* _Challenge_: Each line that follows is to be retyped exactly.

* _Supplied records_:
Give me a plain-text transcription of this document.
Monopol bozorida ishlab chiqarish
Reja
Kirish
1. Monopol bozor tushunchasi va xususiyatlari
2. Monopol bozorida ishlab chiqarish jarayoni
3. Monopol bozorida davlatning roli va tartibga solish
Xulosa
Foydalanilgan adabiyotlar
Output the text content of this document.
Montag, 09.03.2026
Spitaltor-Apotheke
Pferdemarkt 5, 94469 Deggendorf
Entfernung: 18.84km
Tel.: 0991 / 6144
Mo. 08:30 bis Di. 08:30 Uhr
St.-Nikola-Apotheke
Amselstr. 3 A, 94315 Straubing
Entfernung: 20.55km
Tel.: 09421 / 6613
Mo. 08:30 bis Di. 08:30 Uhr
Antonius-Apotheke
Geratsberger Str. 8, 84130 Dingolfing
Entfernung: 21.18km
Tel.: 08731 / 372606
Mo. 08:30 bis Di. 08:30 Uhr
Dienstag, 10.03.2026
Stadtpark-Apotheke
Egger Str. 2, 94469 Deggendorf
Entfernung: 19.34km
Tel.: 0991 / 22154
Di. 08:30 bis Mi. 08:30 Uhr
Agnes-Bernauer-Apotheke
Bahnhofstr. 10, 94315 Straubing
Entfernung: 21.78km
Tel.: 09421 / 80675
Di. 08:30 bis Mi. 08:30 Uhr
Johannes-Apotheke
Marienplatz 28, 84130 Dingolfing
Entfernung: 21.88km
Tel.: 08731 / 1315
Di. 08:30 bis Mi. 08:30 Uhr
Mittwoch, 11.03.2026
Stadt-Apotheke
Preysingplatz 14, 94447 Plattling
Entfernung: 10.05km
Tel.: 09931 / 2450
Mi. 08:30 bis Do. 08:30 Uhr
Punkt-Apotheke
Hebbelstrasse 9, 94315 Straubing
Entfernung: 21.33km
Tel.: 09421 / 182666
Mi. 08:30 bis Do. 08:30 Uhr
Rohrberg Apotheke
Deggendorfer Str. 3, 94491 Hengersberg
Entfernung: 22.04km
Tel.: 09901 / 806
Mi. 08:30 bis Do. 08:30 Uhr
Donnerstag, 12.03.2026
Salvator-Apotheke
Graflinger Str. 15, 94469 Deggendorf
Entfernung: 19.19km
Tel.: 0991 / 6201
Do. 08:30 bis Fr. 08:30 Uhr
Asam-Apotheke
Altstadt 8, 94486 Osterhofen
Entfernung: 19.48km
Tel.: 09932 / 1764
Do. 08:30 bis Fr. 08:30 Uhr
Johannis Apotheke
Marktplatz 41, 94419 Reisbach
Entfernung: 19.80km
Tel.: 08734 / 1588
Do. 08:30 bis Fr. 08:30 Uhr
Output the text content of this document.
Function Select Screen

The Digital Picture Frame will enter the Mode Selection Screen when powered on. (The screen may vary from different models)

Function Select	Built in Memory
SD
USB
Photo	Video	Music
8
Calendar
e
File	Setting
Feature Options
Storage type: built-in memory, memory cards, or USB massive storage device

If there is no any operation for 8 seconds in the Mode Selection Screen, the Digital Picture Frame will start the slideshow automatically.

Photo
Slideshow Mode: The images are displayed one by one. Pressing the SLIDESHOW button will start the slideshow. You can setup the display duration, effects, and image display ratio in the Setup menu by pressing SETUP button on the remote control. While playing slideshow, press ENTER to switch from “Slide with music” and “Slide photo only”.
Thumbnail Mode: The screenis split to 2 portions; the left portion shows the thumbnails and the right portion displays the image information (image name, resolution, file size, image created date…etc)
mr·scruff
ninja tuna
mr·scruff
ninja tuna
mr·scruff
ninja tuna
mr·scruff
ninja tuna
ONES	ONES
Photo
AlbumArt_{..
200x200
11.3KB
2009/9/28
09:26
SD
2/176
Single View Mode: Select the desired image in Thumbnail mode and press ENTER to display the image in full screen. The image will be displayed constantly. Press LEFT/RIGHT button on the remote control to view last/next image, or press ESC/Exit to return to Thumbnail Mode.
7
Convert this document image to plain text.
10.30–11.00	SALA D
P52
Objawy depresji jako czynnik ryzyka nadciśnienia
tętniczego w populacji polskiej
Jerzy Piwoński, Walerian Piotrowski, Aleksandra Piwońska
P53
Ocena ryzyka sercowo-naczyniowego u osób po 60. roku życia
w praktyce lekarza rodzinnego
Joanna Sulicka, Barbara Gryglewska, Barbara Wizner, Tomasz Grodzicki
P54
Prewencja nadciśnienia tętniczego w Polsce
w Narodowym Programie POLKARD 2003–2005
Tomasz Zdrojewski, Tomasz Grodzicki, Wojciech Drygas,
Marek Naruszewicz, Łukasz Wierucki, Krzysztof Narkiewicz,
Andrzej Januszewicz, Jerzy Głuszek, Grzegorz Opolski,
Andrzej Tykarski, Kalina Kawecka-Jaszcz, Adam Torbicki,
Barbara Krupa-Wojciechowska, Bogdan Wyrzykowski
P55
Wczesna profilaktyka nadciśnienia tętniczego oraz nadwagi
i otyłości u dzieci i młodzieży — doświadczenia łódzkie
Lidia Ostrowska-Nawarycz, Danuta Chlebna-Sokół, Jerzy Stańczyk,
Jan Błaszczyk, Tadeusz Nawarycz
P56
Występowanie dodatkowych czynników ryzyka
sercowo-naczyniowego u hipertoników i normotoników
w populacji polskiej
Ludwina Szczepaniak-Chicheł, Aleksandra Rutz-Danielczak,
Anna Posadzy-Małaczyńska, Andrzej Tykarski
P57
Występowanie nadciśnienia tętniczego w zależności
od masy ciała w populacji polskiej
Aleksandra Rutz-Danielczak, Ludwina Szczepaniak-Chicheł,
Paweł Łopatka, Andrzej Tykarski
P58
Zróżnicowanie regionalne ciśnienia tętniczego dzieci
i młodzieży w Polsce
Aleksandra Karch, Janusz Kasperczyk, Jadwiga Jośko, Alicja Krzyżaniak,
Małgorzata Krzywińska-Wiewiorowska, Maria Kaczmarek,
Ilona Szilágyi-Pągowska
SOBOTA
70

* _Final result_:
Give me a plain-text transcription of this document.
Monopol bozorida ishlab chiqarish
Reja
Kirish
1. Monopol bozor tushunchasi va xususiyatlari
2. Monopol bozorida ishlab chiqarish jarayoni
3. Monopol bozorida davlatning roli va tartibga solish
Xulosa
Foydalanilgan adabiyotlar
Output the text content of this document.
Montag, 09.03.2026
Spitaltor-Apotheke
Pferdemarkt 5, 94469 Deggendorf
Entfernung: 18.84km
Tel.: 0991 / 6144
Mo. 08:30 bis Di. 08:30 Uhr
St.-Nikola-Apotheke
Amselstr. 3 A, 94315 Straubing
Entfernung: 20.55km
Tel.: 09421 / 6613
Mo. 08:30 bis Di. 08:30 Uhr
Antonius-Apotheke
Geratsberger Str. 8, 84130 Dingolfing
Entfernung: 21.18km
Tel.: 08731 / 372606
Mo. 08:30 bis Di. 08:30 Uhr
Dienstag, 10.03.2026
Stadtpark-Apotheke
Egger Str. 2, 94469 Deggendorf
Entfernung: 19.34km
Tel.: 0991 / 22154
Di. 08:30 bis Mi. 08:30 Uhr
Agnes-Bernauer-Apotheke
Bahnhofstr. 10, 94315 Straubing
Entfernung: 21.78km
Tel.: 09421 / 80675
Di. 08:30 bis Mi. 08:30 Uhr
Johannes-Apotheke
Marienplatz 28, 84130 Dingolfing
Entfernung: 21.88km
Tel.: 08731 / 1315
Di. 08:30 bis Mi. 08:30 Uhr
Mittwoch, 11.03.2026
Stadt-Apotheke
Preysingplatz 14, 94447 Plattling
Entfernung: 10.05km
Tel.: 09931 / 2450
Mi. 08:30 bis Do. 08:30 Uhr
Punkt-Apotheke
Hebbelstrasse 9, 94315 Straubing
Entfernung: 21.33km
Tel.: 09421 / 182666
Mi. 08:30 bis Do. 08:30 Uhr
Rohrberg Apotheke
Deggendorfer Str. 3, 94491 Hengersberg
Entfernung: 22.04km
Tel.: 09901 / 806
Mi. 08:30 bis Do. 08:30 Uhr
Donnerstag, 12.03.2026
Salvator-Apotheke
Graflinger Str. 15, 94469 Deggendorf
Entfernung: 19.19km
Tel.: 0991 / 6201
Do. 08:30 bis Fr. 08:30 Uhr
Asam-Apotheke
Altstadt 8, 94486 Osterhofen
Entfernung: 19.48km
Tel.: 09932 / 1764
Do. 08:30 bis Fr. 08:30 Uhr
Johannis Apotheke
Marktplatz 41, 94419 Reisbach
Entfernung: 19.80km
Tel.: 08734 / 1588
Do. 08:30 bis Fr. 08:30 Uhr
Output the text content of this document.
Function Select Screen

The Digital Picture Frame will enter the Mode Selection Screen when powered on. (The screen may vary from different models)

Function Select	Built in Memory
SD
USB
Photo	Video	Music
8
Calendar
e
File	Setting
Feature Options
Storage type: built-in memory, memory cards, or USB massive storage device

If there is no any operation for 8 seconds in the Mode Selection Screen, the Digital Picture Frame will start the slideshow automatically.

Photo
Slideshow Mode: The images are displayed one by one. Pressing the SLIDESHOW button will start the slideshow. You can setup the display duration, effects, and image display ratio in the Setup menu by pressing SETUP button on the remote control. While playing slideshow, press ENTER to switch from “Slide with music” and “Slide photo only”.
Thumbnail Mode: The screenis split to 2 portions; the left portion shows the thumbnails and the right portion displays the image information (image name, resolution, file size, image created date…etc)
mr·scruff
ninja tuna
mr·scruff
ninja tuna
mr·scruff
ninja tuna
mr·scruff
ninja tuna
ONES	ONES
Photo
AlbumArt_{..
200x200
11.3KB
2009/9/28
09:26
SD
2/176
Single View Mode: Select the desired image in Thumbnail mode and press ENTER to display the image in full screen. The image will be displayed constantly. Press LEFT/RIGHT button on the remote control to view last/next image, or press ESC/Exit to return to Thumbnail Mode.
7
Convert this document image to plain text.
10.30–11.00	SALA D
P52
Objawy depresji jako czynnik ryzyka nadciśnienia
tętniczego w populacji polskiej
Jerzy Piwoński, Walerian Piotrowski, Aleksandra Piwońska
P53
Ocena ryzyka sercowo-naczyniowego u osób po 60. roku życia
w praktyce lekarza rodzinnego
Joanna Sulicka, Barbara Gryglewska, Barbara Wizner, Tomasz Grodzicki
P54
Prewencja nadciśnienia tętniczego w Polsce
w Narodowym Programie POLKARD 2003–2005
Tomasz Zdrojewski, Tomasz Grodzicki, Wojciech Drygas,
Marek Naruszewicz, Łukasz Wierucki, Krzysztof Narkiewicz,
Andrzej Januszewicz, Jerzy Głuszek, Grzegorz Opolski,
Andrzej Tykarski, Kalina Kawecka-Jaszcz, Adam Torbicki,
Barbara Krupa-Wojciechowska, Bogdan Wyrzykowski
P55
Wczesna profilaktyka nadciśnienia tętniczego oraz nadwagi
i otyłości u dzieci i młodzieży — doświadczenia łódzkie
Lidia Ostrowska-Nawarycz, Danuta Chlebna-Sokół, Jerzy Stańczyk,
Jan Błaszczyk, Tadeusz Nawarycz
P56
Występowanie dodatkowych czynników ryzyka
sercowo-naczyniowego u hipertoników i normotoników
w populacji polskiej
Ludwina Szczepaniak-Chicheł, Aleksandra Rutz-Danielczak,
Anna Posadzy-Małaczyńska, Andrzej Tykarski
P57
Występowanie nadciśnienia tętniczego w zależności
od masy ciała w populacji polskiej
Aleksandra Rutz-Danielczak, Ludwina Szczepaniak-Chicheł,
Paweł Łopatka, Andrzej Tykarski
P58
Zróżnicowanie regionalne ciśnienia tętniczego dzieci
i młodzieży w Polsce
Aleksandra Karch, Janusz Kasperczyk, Jadwiga Jośko, Alicja Krzyżaniak,
Małgorzata Krzywińska-Wiewiorowska, Maria Kaczmarek,
Ilona Szilágyi-Pągowska
SOBOTA
70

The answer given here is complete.